Data listing:
* Start *

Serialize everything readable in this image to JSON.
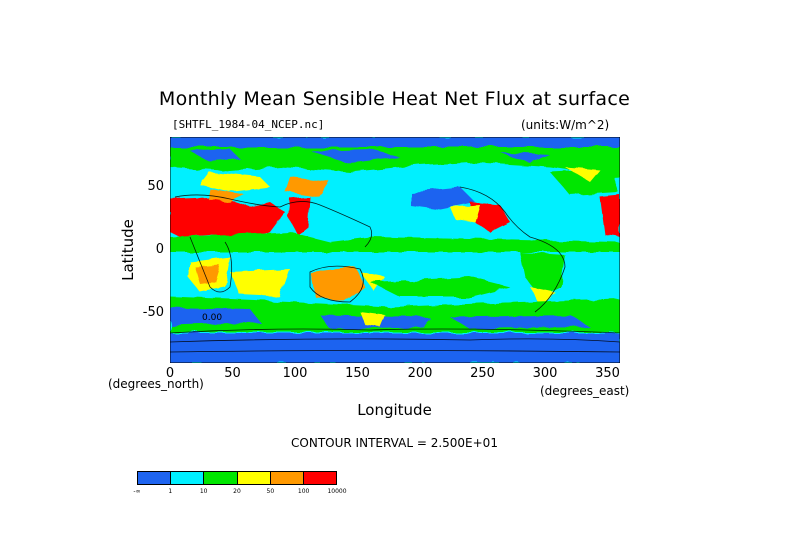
{
  "chart_data": {
    "type": "heatmap",
    "title": "Monthly Mean Sensible Heat Net Flux at surface",
    "filename": "[SHTFL_1984-04_NCEP.nc]",
    "units": "(units:W/m^2)",
    "xlabel": "Longitude",
    "ylabel": "Latitude",
    "x_unit_label": "(degrees_east)",
    "y_unit_label": "(degrees_north)",
    "xlim": [
      0,
      360
    ],
    "ylim": [
      -90,
      90
    ],
    "xticks": [
      "0",
      "50",
      "100",
      "150",
      "200",
      "250",
      "300",
      "350"
    ],
    "yticks": [
      "50",
      "0",
      "-50"
    ],
    "contour_interval": "CONTOUR INTERVAL = 2.500E+01",
    "contour_label": "0.00",
    "colorbar": {
      "colors": [
        "#1e64f0",
        "#00f0ff",
        "#00e600",
        "#ffff00",
        "#ff9900",
        "#ff0000"
      ],
      "labels": [
        "-∞",
        "1",
        "10",
        "20",
        "50",
        "100",
        "10000"
      ]
    }
  }
}
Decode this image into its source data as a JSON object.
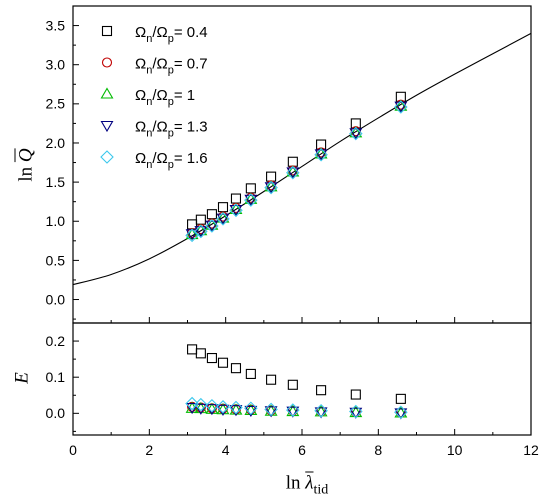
{
  "chart_data": [
    {
      "type": "scatter",
      "panel": "top",
      "xlim": [
        0,
        12
      ],
      "ylim": [
        -0.3,
        3.75
      ],
      "x_major_step": 2,
      "x_minor_step": 1,
      "y_major_step": 0.5,
      "y_minor_step": 0.25,
      "x_tick_labels": [],
      "y_tick_labels": [
        "0.0",
        "0.5",
        "1.0",
        "1.5",
        "2.0",
        "2.5",
        "3.0",
        "3.5"
      ],
      "ylabel": {
        "prefix": "ln",
        "symbol": "Q"
      },
      "grid": false,
      "legend": "top-left",
      "x": [
        3.12,
        3.35,
        3.64,
        3.93,
        4.27,
        4.66,
        5.19,
        5.76,
        6.5,
        7.41,
        8.59
      ],
      "series": [
        {
          "name_parts": [
            "Ω",
            "n",
            "/Ω",
            "p",
            "= 0.4"
          ],
          "marker": "square",
          "color": "#000000",
          "y": [
            0.96,
            1.02,
            1.09,
            1.18,
            1.29,
            1.42,
            1.57,
            1.76,
            1.98,
            2.25,
            2.59
          ]
        },
        {
          "name_parts": [
            "Ω",
            "n",
            "/Ω",
            "p",
            "= 0.7"
          ],
          "marker": "circle",
          "color": "#c00000",
          "y": [
            0.85,
            0.9,
            0.97,
            1.06,
            1.17,
            1.3,
            1.46,
            1.65,
            1.88,
            2.15,
            2.49
          ]
        },
        {
          "name_parts": [
            "Ω",
            "n",
            "/Ω",
            "p",
            "= 1"
          ],
          "marker": "triangle-up",
          "color": "#00bb00",
          "y": [
            0.83,
            0.88,
            0.95,
            1.04,
            1.15,
            1.28,
            1.44,
            1.63,
            1.86,
            2.13,
            2.47
          ]
        },
        {
          "name_parts": [
            "Ω",
            "n",
            "/Ω",
            "p",
            "= 1.3"
          ],
          "marker": "triangle-down",
          "color": "#000080",
          "y": [
            0.84,
            0.88,
            0.95,
            1.04,
            1.15,
            1.28,
            1.44,
            1.63,
            1.86,
            2.13,
            2.47
          ]
        },
        {
          "name_parts": [
            "Ω",
            "n",
            "/Ω",
            "p",
            "= 1.6"
          ],
          "marker": "diamond",
          "color": "#3cc8ec",
          "y": [
            0.82,
            0.87,
            0.94,
            1.03,
            1.14,
            1.27,
            1.43,
            1.62,
            1.85,
            2.12,
            2.46
          ]
        }
      ],
      "curve": {
        "type": "line",
        "color": "#000000",
        "x": [
          0,
          1,
          2,
          3,
          4,
          5,
          6,
          7,
          8,
          9,
          10,
          11,
          12
        ],
        "y": [
          0.19,
          0.32,
          0.52,
          0.78,
          1.07,
          1.38,
          1.7,
          2.02,
          2.32,
          2.61,
          2.88,
          3.14,
          3.4
        ]
      }
    },
    {
      "type": "scatter",
      "panel": "bottom",
      "xlim": [
        0,
        12
      ],
      "ylim": [
        -0.06,
        0.25
      ],
      "x_major_step": 2,
      "x_minor_step": 1,
      "y_major_step": 0.1,
      "y_minor_step": 0.05,
      "x_tick_labels": [
        "0",
        "2",
        "4",
        "6",
        "8",
        "10",
        "12"
      ],
      "y_tick_labels": [
        "0.0",
        "0.1",
        "0.2"
      ],
      "xlabel": {
        "prefix": "ln",
        "symbol": "λ",
        "subscript": "tid"
      },
      "ylabel": {
        "symbol": "E"
      },
      "grid": false,
      "x": [
        3.12,
        3.35,
        3.64,
        3.93,
        4.27,
        4.66,
        5.19,
        5.76,
        6.5,
        7.41,
        8.59
      ],
      "series": [
        {
          "marker": "square",
          "color": "#000000",
          "y": [
            0.177,
            0.166,
            0.153,
            0.14,
            0.125,
            0.109,
            0.093,
            0.079,
            0.064,
            0.052,
            0.04
          ]
        },
        {
          "marker": "circle",
          "color": "#c00000",
          "y": [
            0.018,
            0.016,
            0.014,
            0.013,
            0.011,
            0.01,
            0.008,
            0.007,
            0.005,
            0.004,
            0.002
          ]
        },
        {
          "marker": "triangle-up",
          "color": "#00bb00",
          "y": [
            0.014,
            0.013,
            0.011,
            0.01,
            0.009,
            0.008,
            0.006,
            0.005,
            0.004,
            0.002,
            0.001
          ]
        },
        {
          "marker": "triangle-down",
          "color": "#000080",
          "y": [
            0.016,
            0.014,
            0.013,
            0.011,
            0.01,
            0.008,
            0.007,
            0.006,
            0.004,
            0.003,
            0.001
          ]
        },
        {
          "marker": "diamond",
          "color": "#3cc8ec",
          "y": [
            0.027,
            0.024,
            0.021,
            0.018,
            0.016,
            0.014,
            0.011,
            0.009,
            0.007,
            0.005,
            0.003
          ]
        }
      ]
    }
  ]
}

* End *

→ **EXERCISE**
Write out the whole listing again, exactly, with no pictures.

→ **EXERCISE RESULT**
Serialize everything readable in this image to JSON.
{
  "chart_data": {
    "type": "heatmap",
    "title": "Monthly Mean Sensible Heat Net Flux at surface",
    "filename": "[SHTFL_1984-04_NCEP.nc]",
    "units": "(units:W/m^2)",
    "xlabel": "Longitude",
    "ylabel": "Latitude",
    "x_unit_label": "(degrees_east)",
    "y_unit_label": "(degrees_north)",
    "xlim": [
      0,
      360
    ],
    "ylim": [
      -90,
      90
    ],
    "xticks": [
      "0",
      "50",
      "100",
      "150",
      "200",
      "250",
      "300",
      "350"
    ],
    "yticks": [
      "50",
      "0",
      "-50"
    ],
    "contour_interval": "CONTOUR INTERVAL = 2.500E+01",
    "contour_label": "0.00",
    "colorbar": {
      "colors": [
        "#1e64f0",
        "#00f0ff",
        "#00e600",
        "#ffff00",
        "#ff9900",
        "#ff0000"
      ],
      "labels": [
        "-∞",
        "1",
        "10",
        "20",
        "50",
        "100",
        "10000"
      ]
    }
  }
}
Decode this image into its source data as a JSON object.
{
  "chart_data": [
    {
      "type": "scatter",
      "panel": "top",
      "xlim": [
        0,
        12
      ],
      "ylim": [
        -0.3,
        3.75
      ],
      "x_major_step": 2,
      "x_minor_step": 1,
      "y_major_step": 0.5,
      "y_minor_step": 0.25,
      "x_tick_labels": [],
      "y_tick_labels": [
        "0.0",
        "0.5",
        "1.0",
        "1.5",
        "2.0",
        "2.5",
        "3.0",
        "3.5"
      ],
      "ylabel": {
        "prefix": "ln",
        "symbol": "Q"
      },
      "grid": false,
      "legend": "top-left",
      "x": [
        3.12,
        3.35,
        3.64,
        3.93,
        4.27,
        4.66,
        5.19,
        5.76,
        6.5,
        7.41,
        8.59
      ],
      "series": [
        {
          "name_parts": [
            "Ω",
            "n",
            "/Ω",
            "p",
            "= 0.4"
          ],
          "marker": "square",
          "color": "#000000",
          "y": [
            0.96,
            1.02,
            1.09,
            1.18,
            1.29,
            1.42,
            1.57,
            1.76,
            1.98,
            2.25,
            2.59
          ]
        },
        {
          "name_parts": [
            "Ω",
            "n",
            "/Ω",
            "p",
            "= 0.7"
          ],
          "marker": "circle",
          "color": "#c00000",
          "y": [
            0.85,
            0.9,
            0.97,
            1.06,
            1.17,
            1.3,
            1.46,
            1.65,
            1.88,
            2.15,
            2.49
          ]
        },
        {
          "name_parts": [
            "Ω",
            "n",
            "/Ω",
            "p",
            "= 1"
          ],
          "marker": "triangle-up",
          "color": "#00bb00",
          "y": [
            0.83,
            0.88,
            0.95,
            1.04,
            1.15,
            1.28,
            1.44,
            1.63,
            1.86,
            2.13,
            2.47
          ]
        },
        {
          "name_parts": [
            "Ω",
            "n",
            "/Ω",
            "p",
            "= 1.3"
          ],
          "marker": "triangle-down",
          "color": "#000080",
          "y": [
            0.84,
            0.88,
            0.95,
            1.04,
            1.15,
            1.28,
            1.44,
            1.63,
            1.86,
            2.13,
            2.47
          ]
        },
        {
          "name_parts": [
            "Ω",
            "n",
            "/Ω",
            "p",
            "= 1.6"
          ],
          "marker": "diamond",
          "color": "#3cc8ec",
          "y": [
            0.82,
            0.87,
            0.94,
            1.03,
            1.14,
            1.27,
            1.43,
            1.62,
            1.85,
            2.12,
            2.46
          ]
        }
      ],
      "curve": {
        "type": "line",
        "color": "#000000",
        "x": [
          0,
          1,
          2,
          3,
          4,
          5,
          6,
          7,
          8,
          9,
          10,
          11,
          12
        ],
        "y": [
          0.19,
          0.32,
          0.52,
          0.78,
          1.07,
          1.38,
          1.7,
          2.02,
          2.32,
          2.61,
          2.88,
          3.14,
          3.4
        ]
      }
    },
    {
      "type": "scatter",
      "panel": "bottom",
      "xlim": [
        0,
        12
      ],
      "ylim": [
        -0.06,
        0.25
      ],
      "x_major_step": 2,
      "x_minor_step": 1,
      "y_major_step": 0.1,
      "y_minor_step": 0.05,
      "x_tick_labels": [
        "0",
        "2",
        "4",
        "6",
        "8",
        "10",
        "12"
      ],
      "y_tick_labels": [
        "0.0",
        "0.1",
        "0.2"
      ],
      "xlabel": {
        "prefix": "ln",
        "symbol": "λ",
        "subscript": "tid"
      },
      "ylabel": {
        "symbol": "E"
      },
      "grid": false,
      "x": [
        3.12,
        3.35,
        3.64,
        3.93,
        4.27,
        4.66,
        5.19,
        5.76,
        6.5,
        7.41,
        8.59
      ],
      "series": [
        {
          "marker": "square",
          "color": "#000000",
          "y": [
            0.177,
            0.166,
            0.153,
            0.14,
            0.125,
            0.109,
            0.093,
            0.079,
            0.064,
            0.052,
            0.04
          ]
        },
        {
          "marker": "circle",
          "color": "#c00000",
          "y": [
            0.018,
            0.016,
            0.014,
            0.013,
            0.011,
            0.01,
            0.008,
            0.007,
            0.005,
            0.004,
            0.002
          ]
        },
        {
          "marker": "triangle-up",
          "color": "#00bb00",
          "y": [
            0.014,
            0.013,
            0.011,
            0.01,
            0.009,
            0.008,
            0.006,
            0.005,
            0.004,
            0.002,
            0.001
          ]
        },
        {
          "marker": "triangle-down",
          "color": "#000080",
          "y": [
            0.016,
            0.014,
            0.013,
            0.011,
            0.01,
            0.008,
            0.007,
            0.006,
            0.004,
            0.003,
            0.001
          ]
        },
        {
          "marker": "diamond",
          "color": "#3cc8ec",
          "y": [
            0.027,
            0.024,
            0.021,
            0.018,
            0.016,
            0.014,
            0.011,
            0.009,
            0.007,
            0.005,
            0.003
          ]
        }
      ]
    }
  ]
}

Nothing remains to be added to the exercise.